═══ MATERIAL PROVIDED

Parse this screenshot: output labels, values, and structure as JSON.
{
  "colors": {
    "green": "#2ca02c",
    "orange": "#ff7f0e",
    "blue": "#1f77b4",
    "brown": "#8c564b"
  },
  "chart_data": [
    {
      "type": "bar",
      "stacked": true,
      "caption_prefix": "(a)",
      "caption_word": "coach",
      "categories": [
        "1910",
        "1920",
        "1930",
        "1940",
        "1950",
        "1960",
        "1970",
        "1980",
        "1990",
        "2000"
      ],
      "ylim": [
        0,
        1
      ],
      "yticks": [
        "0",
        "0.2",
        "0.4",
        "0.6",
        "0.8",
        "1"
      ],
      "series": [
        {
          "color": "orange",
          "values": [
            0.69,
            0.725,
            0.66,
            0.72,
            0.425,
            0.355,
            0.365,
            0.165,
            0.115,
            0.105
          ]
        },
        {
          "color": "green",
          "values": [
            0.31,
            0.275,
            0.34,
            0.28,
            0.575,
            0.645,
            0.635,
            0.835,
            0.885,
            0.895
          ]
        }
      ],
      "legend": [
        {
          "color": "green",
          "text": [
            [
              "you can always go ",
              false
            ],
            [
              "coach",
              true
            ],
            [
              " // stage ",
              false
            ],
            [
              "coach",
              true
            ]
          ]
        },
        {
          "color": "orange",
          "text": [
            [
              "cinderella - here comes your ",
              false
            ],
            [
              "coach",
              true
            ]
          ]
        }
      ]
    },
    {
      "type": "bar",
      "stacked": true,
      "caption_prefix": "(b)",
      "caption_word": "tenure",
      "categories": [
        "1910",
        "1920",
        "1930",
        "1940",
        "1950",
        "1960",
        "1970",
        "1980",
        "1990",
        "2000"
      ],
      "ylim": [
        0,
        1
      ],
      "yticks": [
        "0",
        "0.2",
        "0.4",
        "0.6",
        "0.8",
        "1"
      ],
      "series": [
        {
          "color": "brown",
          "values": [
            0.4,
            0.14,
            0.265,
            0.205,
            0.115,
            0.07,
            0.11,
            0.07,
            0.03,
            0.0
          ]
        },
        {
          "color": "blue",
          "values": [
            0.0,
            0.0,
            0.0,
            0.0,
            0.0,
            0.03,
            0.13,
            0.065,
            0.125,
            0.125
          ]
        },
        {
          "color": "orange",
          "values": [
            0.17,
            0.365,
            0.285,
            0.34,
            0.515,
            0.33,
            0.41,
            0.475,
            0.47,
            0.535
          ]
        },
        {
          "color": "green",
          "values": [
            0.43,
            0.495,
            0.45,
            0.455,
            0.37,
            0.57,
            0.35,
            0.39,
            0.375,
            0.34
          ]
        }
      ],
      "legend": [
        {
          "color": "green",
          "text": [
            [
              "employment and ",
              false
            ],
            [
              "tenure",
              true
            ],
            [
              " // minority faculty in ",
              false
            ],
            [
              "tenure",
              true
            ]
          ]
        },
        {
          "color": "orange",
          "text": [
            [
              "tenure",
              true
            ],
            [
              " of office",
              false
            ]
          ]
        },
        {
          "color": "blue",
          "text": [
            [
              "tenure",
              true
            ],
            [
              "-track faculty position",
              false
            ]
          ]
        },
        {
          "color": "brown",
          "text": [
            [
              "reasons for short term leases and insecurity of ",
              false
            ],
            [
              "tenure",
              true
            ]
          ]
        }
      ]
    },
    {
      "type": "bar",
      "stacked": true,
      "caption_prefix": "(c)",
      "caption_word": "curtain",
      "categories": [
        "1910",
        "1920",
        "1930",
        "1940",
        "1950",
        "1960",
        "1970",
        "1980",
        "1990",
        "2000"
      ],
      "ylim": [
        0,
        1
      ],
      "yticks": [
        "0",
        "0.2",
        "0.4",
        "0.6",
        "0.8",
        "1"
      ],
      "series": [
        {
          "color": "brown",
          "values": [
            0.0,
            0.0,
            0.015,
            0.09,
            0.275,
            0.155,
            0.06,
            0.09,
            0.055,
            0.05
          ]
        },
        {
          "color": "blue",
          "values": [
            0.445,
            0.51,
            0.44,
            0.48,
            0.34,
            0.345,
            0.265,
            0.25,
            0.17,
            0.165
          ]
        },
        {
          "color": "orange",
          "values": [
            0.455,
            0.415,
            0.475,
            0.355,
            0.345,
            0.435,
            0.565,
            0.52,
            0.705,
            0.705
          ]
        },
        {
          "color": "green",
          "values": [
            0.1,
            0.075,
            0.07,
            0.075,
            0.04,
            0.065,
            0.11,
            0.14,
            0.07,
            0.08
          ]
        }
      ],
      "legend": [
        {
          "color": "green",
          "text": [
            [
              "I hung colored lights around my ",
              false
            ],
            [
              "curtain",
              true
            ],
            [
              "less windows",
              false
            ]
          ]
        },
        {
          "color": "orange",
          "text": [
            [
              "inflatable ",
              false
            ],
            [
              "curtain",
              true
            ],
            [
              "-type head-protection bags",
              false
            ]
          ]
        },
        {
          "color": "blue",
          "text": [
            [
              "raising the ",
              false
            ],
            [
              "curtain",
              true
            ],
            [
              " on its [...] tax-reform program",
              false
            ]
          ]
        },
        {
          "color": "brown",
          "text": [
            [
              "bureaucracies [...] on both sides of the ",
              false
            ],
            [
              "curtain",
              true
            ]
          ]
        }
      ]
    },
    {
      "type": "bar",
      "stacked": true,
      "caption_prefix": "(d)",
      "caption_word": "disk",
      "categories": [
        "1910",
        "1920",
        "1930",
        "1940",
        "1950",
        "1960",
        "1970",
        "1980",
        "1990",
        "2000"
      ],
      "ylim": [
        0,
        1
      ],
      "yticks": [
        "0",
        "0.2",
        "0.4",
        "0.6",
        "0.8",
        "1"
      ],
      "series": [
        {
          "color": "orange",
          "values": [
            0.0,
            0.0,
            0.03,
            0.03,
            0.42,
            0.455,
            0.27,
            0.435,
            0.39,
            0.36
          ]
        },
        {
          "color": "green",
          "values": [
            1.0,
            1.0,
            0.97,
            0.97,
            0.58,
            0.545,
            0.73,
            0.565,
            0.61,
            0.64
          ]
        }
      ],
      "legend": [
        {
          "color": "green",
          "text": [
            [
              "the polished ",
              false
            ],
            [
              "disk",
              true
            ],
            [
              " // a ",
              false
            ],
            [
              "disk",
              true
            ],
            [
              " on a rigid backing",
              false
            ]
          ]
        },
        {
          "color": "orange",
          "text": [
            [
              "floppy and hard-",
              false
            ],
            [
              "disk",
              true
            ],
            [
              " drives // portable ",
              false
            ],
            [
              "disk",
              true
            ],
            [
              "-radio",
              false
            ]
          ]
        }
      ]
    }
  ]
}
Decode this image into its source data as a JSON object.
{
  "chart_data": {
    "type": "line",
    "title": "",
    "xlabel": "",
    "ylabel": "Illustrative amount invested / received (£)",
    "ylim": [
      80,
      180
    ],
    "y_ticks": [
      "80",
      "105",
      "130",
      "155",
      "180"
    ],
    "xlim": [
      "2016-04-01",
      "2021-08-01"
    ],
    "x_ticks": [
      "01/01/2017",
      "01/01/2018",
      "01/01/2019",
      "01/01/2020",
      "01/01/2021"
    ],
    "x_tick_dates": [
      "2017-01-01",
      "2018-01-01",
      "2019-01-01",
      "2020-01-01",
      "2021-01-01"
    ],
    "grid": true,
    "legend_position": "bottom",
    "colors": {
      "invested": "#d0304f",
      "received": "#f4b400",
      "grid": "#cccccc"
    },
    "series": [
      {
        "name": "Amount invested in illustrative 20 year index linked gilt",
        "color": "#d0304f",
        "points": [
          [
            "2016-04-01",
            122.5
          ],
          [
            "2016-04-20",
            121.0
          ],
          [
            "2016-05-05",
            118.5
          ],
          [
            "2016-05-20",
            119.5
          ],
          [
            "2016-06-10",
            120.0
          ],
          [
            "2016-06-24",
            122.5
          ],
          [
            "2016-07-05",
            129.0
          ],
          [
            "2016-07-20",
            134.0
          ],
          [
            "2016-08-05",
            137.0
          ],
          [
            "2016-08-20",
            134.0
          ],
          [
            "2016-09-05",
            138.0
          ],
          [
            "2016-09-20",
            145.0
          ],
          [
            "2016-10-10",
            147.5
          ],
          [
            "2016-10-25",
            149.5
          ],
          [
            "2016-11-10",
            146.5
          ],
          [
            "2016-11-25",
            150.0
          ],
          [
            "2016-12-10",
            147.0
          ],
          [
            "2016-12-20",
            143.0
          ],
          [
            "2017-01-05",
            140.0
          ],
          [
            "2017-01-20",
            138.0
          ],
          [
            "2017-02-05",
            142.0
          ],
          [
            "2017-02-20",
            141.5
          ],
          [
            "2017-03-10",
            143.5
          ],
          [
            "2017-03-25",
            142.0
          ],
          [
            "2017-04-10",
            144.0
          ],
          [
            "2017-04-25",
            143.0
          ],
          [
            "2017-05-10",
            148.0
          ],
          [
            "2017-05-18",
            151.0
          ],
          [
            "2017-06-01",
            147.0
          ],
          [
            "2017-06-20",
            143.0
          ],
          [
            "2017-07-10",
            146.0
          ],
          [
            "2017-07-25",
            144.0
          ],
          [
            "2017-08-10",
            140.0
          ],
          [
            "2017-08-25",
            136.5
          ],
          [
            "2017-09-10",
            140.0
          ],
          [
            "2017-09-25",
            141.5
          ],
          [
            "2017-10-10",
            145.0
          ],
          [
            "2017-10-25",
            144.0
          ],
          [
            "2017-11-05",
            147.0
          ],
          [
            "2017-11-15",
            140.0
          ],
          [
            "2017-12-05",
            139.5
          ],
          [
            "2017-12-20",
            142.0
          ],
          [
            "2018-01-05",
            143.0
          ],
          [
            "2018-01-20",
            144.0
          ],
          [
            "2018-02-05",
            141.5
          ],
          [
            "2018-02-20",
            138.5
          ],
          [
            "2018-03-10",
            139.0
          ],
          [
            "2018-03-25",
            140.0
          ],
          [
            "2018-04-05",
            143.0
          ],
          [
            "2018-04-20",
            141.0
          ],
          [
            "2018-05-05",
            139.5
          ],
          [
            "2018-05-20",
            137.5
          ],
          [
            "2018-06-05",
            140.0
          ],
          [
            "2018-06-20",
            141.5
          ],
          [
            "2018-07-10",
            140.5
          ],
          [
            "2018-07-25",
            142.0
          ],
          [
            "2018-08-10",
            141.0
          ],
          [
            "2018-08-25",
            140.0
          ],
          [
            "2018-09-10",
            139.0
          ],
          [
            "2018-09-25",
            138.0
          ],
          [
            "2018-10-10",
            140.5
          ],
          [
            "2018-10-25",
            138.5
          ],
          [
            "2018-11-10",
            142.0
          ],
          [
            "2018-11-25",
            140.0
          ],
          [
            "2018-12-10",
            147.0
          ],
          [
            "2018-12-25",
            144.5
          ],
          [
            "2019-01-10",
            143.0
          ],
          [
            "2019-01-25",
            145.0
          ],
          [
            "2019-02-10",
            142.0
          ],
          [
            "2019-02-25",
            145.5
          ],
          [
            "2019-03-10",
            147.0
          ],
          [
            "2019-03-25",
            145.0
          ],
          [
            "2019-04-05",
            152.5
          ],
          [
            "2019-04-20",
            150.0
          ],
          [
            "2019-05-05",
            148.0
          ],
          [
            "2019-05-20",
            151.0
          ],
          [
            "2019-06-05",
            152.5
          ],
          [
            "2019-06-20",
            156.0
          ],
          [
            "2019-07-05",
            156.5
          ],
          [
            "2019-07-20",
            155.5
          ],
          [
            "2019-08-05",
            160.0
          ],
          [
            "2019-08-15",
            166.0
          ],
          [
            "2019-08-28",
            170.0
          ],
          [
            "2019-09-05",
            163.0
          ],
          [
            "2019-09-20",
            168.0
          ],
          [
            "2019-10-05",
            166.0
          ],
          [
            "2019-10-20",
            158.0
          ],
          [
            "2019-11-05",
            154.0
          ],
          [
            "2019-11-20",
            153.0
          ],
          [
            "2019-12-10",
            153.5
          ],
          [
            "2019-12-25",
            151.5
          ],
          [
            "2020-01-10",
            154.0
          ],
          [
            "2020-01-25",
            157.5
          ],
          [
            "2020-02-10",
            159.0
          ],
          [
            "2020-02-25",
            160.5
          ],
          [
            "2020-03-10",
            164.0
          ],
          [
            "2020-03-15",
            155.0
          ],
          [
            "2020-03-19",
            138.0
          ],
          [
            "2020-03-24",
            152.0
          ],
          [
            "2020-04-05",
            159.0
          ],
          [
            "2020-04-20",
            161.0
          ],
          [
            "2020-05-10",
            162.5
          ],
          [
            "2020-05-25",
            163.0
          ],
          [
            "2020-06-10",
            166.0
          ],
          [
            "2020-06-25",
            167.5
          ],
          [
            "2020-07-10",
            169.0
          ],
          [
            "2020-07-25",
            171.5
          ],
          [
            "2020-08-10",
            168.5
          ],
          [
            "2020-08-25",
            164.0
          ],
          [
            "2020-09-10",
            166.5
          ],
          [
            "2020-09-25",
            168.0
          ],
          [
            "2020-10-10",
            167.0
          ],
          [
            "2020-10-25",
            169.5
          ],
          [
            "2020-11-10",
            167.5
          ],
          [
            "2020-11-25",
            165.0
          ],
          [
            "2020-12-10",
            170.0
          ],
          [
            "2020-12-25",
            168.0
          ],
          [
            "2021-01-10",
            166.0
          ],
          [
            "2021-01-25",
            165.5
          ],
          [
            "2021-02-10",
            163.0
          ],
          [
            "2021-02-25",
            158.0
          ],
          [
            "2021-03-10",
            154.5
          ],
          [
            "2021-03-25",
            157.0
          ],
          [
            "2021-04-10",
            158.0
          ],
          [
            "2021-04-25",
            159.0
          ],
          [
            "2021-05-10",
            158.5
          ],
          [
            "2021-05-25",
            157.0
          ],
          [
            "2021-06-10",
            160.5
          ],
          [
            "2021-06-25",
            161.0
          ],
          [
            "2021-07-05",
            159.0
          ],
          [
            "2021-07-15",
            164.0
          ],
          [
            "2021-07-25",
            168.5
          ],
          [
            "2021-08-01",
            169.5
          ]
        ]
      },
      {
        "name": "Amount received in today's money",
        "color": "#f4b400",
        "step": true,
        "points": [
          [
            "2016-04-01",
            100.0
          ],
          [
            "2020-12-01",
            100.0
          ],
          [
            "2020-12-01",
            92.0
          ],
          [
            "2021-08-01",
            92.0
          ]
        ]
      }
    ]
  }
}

══════

_EXERCISE PROMPT_
Go through the lines above. Select every one that has the string "faculty".

_OUTPUT BELOW_
              " // minority faculty in ",
              "-track faculty position",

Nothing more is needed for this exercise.